▸ What is required
Look through the material below. Copy each line that contains the string "ffffff".

▸ Stored items from a collection
****************************************
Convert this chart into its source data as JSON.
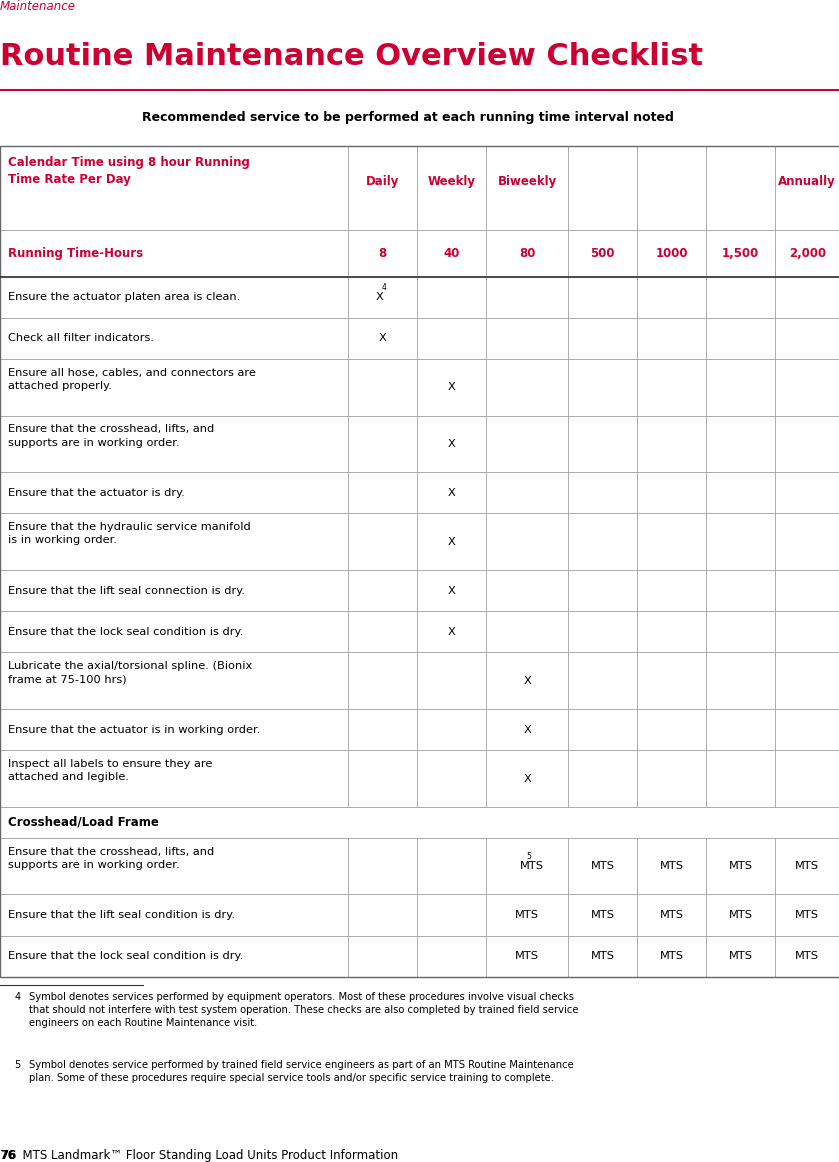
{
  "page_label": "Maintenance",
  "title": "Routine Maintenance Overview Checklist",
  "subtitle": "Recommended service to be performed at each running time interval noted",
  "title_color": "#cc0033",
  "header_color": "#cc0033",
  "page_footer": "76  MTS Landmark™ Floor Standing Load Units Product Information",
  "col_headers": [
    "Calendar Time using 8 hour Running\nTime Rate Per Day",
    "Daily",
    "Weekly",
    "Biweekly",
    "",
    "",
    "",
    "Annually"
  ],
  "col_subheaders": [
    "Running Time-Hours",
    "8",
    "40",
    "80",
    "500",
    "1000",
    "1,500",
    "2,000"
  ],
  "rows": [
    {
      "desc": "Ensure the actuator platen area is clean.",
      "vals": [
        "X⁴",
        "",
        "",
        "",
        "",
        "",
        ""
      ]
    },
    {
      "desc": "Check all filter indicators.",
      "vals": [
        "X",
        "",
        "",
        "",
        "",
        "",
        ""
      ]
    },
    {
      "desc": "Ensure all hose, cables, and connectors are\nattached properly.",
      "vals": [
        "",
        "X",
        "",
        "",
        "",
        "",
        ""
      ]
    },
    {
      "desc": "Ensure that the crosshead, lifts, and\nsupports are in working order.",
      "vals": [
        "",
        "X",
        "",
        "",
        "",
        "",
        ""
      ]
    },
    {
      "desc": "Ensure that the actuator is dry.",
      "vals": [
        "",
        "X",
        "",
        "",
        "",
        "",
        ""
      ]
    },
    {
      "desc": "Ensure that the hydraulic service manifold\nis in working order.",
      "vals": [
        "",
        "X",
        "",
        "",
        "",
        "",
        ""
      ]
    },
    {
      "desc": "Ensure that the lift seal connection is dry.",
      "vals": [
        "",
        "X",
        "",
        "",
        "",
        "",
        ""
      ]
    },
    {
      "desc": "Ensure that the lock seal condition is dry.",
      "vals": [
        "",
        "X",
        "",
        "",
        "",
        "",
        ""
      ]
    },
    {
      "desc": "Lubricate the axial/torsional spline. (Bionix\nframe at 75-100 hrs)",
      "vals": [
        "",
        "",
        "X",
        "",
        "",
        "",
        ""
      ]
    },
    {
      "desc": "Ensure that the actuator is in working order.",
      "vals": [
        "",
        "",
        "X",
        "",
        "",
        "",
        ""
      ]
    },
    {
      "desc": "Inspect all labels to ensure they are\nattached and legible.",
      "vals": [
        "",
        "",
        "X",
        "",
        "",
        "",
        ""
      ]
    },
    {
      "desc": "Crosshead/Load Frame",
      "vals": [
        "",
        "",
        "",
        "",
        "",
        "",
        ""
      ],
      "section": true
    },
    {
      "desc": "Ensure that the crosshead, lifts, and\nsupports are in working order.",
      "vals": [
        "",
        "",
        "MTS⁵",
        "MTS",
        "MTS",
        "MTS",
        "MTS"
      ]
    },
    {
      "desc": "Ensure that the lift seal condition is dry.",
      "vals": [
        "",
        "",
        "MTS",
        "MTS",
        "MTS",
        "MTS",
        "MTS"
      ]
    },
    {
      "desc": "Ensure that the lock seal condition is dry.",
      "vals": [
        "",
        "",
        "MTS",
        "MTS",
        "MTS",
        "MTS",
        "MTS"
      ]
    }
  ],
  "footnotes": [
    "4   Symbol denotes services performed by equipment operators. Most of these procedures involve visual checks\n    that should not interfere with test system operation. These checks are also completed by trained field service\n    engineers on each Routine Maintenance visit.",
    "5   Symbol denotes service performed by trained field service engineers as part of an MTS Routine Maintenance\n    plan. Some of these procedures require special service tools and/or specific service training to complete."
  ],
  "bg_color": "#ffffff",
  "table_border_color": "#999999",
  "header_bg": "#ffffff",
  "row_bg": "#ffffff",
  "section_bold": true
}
****************************************
▸ Written solution
  "bg_color": "#ffffff",
  "header_bg": "#ffffff",
  "row_bg": "#ffffff",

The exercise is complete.